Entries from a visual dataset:
· · · ·

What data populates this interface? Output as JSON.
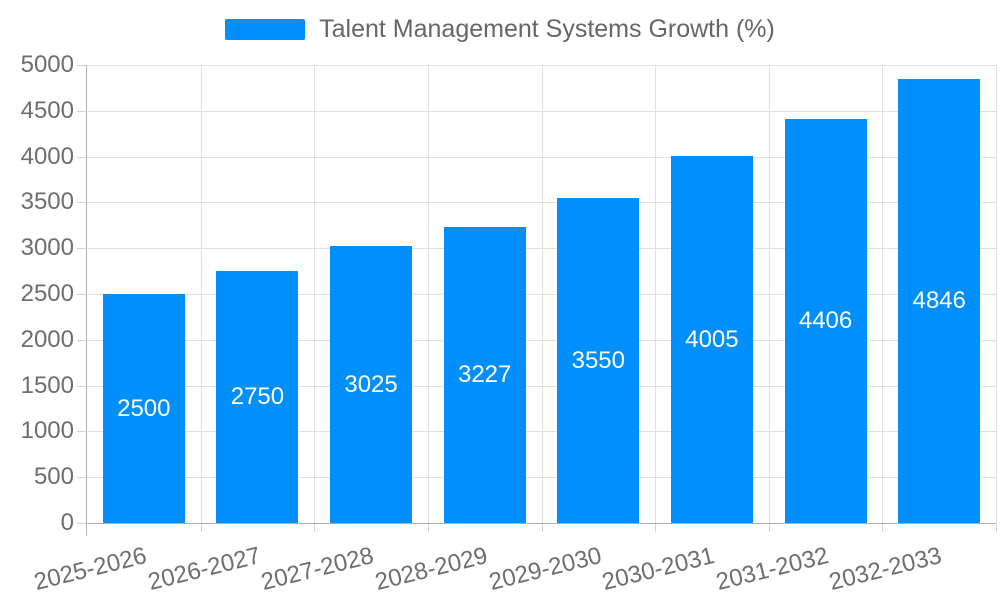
{
  "chart_data": {
    "type": "bar",
    "title": "Talent Management Systems Growth (%)",
    "categories": [
      "2025-2026",
      "2026-2027",
      "2027-2028",
      "2028-2029",
      "2029-2030",
      "2030-2031",
      "2031-2032",
      "2032-2033"
    ],
    "values": [
      2500,
      2750,
      3025,
      3227,
      3550,
      4005,
      4406,
      4846
    ],
    "xlabel": "",
    "ylabel": "",
    "ylim": [
      0,
      5000
    ],
    "yticks": [
      0,
      500,
      1000,
      1500,
      2000,
      2500,
      3000,
      3500,
      4000,
      4500,
      5000
    ],
    "grid": true,
    "legend_position": "top-center",
    "x_label_rotation_deg": -14,
    "colors": {
      "bar": "#008FFB",
      "bar_label": "#FFFFFF",
      "grid": "#E0E0E0",
      "axis_line": "#B0B0B0",
      "tick": "#D2D2D2",
      "axis_text": "#6E6E6E",
      "legend_text": "#666666",
      "background": "#FFFFFF"
    }
  }
}
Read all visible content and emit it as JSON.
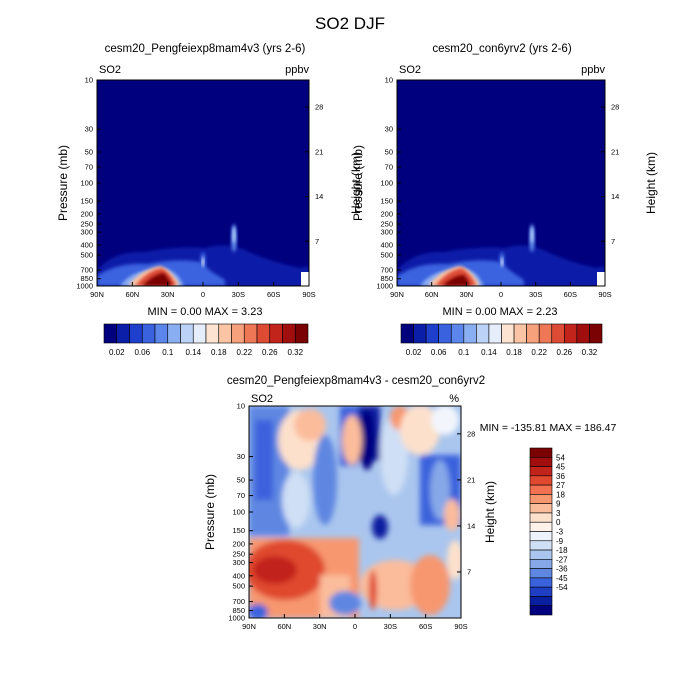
{
  "figure": {
    "title": "SO2 DJF"
  },
  "panel_top_left": {
    "title": "cesm20_Pengfeiexp8mam4v3 (yrs 2-6)",
    "var_label": "SO2",
    "units": "ppbv",
    "min_max": "MIN =   0.00  MAX =   3.23"
  },
  "panel_top_right": {
    "title": "cesm20_con6yrv2 (yrs 2-6)",
    "var_label": "SO2",
    "units": "ppbv",
    "min_max": "MIN =   0.00  MAX =   2.23"
  },
  "panel_bottom": {
    "title": "cesm20_Pengfeiexp8mam4v3 - cesm20_con6yrv2",
    "var_label": "SO2",
    "units": "%",
    "min_max": "MIN = -135.81  MAX = 186.47"
  },
  "colors": {
    "top_levels": [
      "#00007f",
      "#0a1ea8",
      "#1e3fcb",
      "#3a62df",
      "#5c86eb",
      "#89aef2",
      "#bcd3f7",
      "#e7eefb",
      "#fde3d2",
      "#fbc4a4",
      "#f6a07c",
      "#ee7755",
      "#dd4b35",
      "#c2241c",
      "#a00e0e",
      "#7a0202"
    ],
    "diff_levels": [
      "#7a0202",
      "#a00e0e",
      "#c2241c",
      "#e0492f",
      "#f27150",
      "#f7976f",
      "#fbbc9b",
      "#fde0cb",
      "#fff2ea",
      "#edf3fc",
      "#cfdff5",
      "#aac6ee",
      "#86a8e8",
      "#5e87e2",
      "#3a62dc",
      "#1e3fc4",
      "#0a1ea0",
      "#00007f"
    ]
  },
  "chart_data": [
    {
      "type": "heatmap",
      "title": "cesm20_Pengfeiexp8mam4v3 (yrs 2-6)",
      "ylabel": "Pressure (mb)",
      "ylabel_right": "Height (km)",
      "x": [
        "90N",
        "60N",
        "30N",
        "0",
        "30S",
        "60S",
        "90S"
      ],
      "y_ticks": [
        "10",
        "30",
        "50",
        "70",
        "100",
        "150",
        "200",
        "250",
        "300",
        "400",
        "500",
        "700",
        "850",
        "1000"
      ],
      "y_right_ticks": [
        "28",
        "21",
        "14",
        "7"
      ],
      "xlim": [
        "90N",
        "90S"
      ],
      "ylim": [
        1000,
        10
      ],
      "y_scale": "log",
      "colorbar_labels": [
        "0.02",
        "0.06",
        "0.1",
        "0.14",
        "0.18",
        "0.22",
        "0.26",
        "0.32"
      ],
      "min": 0.0,
      "max": 3.23
    },
    {
      "type": "heatmap",
      "title": "cesm20_con6yrv2 (yrs 2-6)",
      "ylabel": "Pressure (mb)",
      "ylabel_right": "Height (km)",
      "x": [
        "90N",
        "60N",
        "30N",
        "0",
        "30S",
        "60S",
        "90S"
      ],
      "y_ticks": [
        "10",
        "30",
        "50",
        "70",
        "100",
        "150",
        "200",
        "250",
        "300",
        "400",
        "500",
        "700",
        "850",
        "1000"
      ],
      "y_right_ticks": [
        "28",
        "21",
        "14",
        "7"
      ],
      "xlim": [
        "90N",
        "90S"
      ],
      "ylim": [
        1000,
        10
      ],
      "y_scale": "log",
      "colorbar_labels": [
        "0.02",
        "0.06",
        "0.1",
        "0.14",
        "0.18",
        "0.22",
        "0.26",
        "0.32"
      ],
      "min": 0.0,
      "max": 2.23
    },
    {
      "type": "heatmap",
      "title": "cesm20_Pengfeiexp8mam4v3 - cesm20_con6yrv2",
      "ylabel": "Pressure (mb)",
      "ylabel_right": "Height (km)",
      "x": [
        "90N",
        "60N",
        "30N",
        "0",
        "30S",
        "60S",
        "90S"
      ],
      "y_ticks": [
        "10",
        "30",
        "50",
        "70",
        "100",
        "150",
        "200",
        "250",
        "300",
        "400",
        "500",
        "700",
        "850",
        "1000"
      ],
      "y_right_ticks": [
        "28",
        "21",
        "14",
        "7"
      ],
      "xlim": [
        "90N",
        "90S"
      ],
      "ylim": [
        1000,
        10
      ],
      "y_scale": "log",
      "colorbar_labels": [
        "54",
        "45",
        "36",
        "27",
        "18",
        "9",
        "3",
        "0",
        "-3",
        "-9",
        "-18",
        "-27",
        "-36",
        "-45",
        "-54"
      ],
      "min": -135.81,
      "max": 186.47
    }
  ]
}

· · · ·

== Work to be completed ==
Check each line above for "FFFFFF" and return the ones that have it.

== Solution for this exercise ==
      "bar_label": "#FFFFFF",
      "background": "#FFFFFF"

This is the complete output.